Extracted records —
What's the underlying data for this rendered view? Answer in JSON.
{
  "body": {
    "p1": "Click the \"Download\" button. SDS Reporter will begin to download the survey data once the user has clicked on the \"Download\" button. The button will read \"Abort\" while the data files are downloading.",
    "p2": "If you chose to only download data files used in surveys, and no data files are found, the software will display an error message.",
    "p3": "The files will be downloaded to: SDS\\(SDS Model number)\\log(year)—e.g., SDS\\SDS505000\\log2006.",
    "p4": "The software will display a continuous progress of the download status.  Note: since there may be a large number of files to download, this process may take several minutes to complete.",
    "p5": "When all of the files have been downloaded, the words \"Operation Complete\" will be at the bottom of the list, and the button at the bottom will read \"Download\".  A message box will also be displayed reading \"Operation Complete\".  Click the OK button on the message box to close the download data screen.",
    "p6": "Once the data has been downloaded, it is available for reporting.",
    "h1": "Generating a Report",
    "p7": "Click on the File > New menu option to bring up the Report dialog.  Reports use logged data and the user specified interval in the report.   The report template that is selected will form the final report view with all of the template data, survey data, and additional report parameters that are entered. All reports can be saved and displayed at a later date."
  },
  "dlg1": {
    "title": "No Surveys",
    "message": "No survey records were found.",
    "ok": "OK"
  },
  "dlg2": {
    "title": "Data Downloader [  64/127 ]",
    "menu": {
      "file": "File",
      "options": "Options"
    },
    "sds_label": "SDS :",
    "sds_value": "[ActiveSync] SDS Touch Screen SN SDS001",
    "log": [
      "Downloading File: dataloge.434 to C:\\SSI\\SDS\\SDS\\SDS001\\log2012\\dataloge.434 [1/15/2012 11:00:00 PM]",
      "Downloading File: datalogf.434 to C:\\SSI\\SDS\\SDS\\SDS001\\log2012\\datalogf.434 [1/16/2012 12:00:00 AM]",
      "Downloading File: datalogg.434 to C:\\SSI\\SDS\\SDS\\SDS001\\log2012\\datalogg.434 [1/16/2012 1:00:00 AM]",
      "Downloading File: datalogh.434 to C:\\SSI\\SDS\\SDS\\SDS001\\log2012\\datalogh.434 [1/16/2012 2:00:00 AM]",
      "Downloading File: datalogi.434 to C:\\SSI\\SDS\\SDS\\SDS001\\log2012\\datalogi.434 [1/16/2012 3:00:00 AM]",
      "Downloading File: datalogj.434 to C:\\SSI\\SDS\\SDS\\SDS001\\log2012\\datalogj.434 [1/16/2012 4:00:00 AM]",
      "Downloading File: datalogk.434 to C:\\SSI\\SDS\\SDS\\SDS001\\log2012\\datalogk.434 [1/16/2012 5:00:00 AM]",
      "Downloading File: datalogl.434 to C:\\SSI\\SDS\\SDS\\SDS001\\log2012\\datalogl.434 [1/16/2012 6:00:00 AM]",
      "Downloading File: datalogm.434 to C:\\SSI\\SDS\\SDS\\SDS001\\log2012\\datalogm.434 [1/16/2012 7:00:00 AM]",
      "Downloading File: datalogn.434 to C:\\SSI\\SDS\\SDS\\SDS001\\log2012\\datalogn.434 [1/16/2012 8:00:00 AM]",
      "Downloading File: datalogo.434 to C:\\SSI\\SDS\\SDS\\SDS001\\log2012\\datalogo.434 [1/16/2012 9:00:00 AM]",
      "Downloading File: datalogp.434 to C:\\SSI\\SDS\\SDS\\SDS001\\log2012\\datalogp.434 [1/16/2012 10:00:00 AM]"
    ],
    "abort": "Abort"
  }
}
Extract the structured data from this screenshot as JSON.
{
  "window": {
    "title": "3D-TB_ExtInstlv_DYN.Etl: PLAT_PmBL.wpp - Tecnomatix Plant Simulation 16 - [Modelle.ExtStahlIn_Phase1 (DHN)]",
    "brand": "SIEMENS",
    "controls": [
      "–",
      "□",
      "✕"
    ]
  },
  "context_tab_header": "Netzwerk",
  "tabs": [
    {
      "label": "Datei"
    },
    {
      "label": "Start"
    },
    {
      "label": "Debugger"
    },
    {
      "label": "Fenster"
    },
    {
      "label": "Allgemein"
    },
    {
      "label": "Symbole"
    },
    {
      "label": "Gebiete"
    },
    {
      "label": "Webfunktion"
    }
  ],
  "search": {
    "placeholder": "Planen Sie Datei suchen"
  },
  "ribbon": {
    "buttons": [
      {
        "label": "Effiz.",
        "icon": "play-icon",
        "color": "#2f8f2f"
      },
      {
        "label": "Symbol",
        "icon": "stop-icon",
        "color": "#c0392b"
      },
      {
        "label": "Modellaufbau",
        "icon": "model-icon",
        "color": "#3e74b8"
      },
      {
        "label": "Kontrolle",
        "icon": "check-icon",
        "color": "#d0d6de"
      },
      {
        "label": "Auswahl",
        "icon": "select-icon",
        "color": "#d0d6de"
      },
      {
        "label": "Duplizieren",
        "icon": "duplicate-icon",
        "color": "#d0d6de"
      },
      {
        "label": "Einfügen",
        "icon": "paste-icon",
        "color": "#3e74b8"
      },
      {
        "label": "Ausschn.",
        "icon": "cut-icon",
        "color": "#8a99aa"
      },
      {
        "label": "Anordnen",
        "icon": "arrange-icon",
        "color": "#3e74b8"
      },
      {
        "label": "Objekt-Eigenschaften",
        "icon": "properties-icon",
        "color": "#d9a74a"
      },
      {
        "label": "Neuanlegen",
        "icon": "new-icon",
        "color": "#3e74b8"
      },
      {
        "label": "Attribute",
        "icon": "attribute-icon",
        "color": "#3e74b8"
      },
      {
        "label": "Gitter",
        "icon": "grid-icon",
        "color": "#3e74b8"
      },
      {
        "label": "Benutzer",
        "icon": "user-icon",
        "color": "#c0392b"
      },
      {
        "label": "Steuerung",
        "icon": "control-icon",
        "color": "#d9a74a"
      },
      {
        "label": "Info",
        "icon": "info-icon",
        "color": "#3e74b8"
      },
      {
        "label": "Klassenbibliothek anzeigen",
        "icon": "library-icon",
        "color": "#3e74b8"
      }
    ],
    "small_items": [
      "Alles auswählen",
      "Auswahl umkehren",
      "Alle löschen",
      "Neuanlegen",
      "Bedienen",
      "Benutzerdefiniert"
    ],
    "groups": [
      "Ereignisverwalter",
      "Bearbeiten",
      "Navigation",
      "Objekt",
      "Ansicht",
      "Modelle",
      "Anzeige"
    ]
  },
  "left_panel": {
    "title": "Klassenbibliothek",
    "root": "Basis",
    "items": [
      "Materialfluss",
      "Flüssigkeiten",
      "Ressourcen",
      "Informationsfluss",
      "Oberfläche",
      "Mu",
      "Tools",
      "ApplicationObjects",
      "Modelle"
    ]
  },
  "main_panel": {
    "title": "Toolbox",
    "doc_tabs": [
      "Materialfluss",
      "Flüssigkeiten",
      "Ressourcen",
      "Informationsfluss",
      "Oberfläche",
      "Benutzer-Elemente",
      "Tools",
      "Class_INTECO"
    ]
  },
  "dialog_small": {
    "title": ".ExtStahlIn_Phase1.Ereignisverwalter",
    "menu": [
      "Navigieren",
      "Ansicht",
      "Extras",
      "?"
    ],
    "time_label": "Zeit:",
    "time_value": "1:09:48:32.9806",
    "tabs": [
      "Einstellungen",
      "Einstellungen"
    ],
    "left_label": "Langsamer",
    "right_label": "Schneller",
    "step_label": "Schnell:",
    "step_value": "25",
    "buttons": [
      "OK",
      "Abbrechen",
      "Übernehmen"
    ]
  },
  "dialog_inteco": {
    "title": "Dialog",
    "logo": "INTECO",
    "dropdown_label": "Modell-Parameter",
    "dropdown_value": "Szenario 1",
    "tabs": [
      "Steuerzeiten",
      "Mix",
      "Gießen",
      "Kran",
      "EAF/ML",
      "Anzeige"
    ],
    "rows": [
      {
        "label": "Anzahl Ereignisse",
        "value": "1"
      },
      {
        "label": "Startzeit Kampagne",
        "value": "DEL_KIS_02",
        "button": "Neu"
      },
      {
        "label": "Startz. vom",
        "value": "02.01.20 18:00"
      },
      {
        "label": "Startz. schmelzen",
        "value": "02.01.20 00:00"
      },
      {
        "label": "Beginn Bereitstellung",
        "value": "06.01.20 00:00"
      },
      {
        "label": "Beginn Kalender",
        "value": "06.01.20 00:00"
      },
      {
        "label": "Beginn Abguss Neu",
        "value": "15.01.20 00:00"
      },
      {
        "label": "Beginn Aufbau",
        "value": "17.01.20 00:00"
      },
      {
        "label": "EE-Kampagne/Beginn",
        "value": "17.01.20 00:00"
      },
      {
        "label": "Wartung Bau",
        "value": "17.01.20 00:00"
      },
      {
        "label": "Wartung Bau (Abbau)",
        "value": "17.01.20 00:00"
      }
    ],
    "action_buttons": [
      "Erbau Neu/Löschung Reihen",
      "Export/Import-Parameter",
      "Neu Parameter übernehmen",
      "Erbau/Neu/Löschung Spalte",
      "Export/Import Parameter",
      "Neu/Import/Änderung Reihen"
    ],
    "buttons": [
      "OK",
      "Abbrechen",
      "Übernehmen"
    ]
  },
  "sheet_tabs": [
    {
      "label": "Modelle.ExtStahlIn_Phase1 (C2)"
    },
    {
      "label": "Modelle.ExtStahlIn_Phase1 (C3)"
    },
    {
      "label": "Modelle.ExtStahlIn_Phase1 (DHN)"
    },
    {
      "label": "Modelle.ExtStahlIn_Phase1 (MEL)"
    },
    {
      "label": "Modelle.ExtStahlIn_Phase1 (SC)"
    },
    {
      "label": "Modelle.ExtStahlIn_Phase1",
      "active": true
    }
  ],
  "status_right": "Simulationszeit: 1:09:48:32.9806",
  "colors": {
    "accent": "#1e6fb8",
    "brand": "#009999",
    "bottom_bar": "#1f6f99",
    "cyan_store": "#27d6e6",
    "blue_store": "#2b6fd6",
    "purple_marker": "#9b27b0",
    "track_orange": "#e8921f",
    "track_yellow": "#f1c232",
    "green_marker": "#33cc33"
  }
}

Given instruction —
Your answer should be one number: how many lines in the material above contain the string "Wartung".

Expected output —
2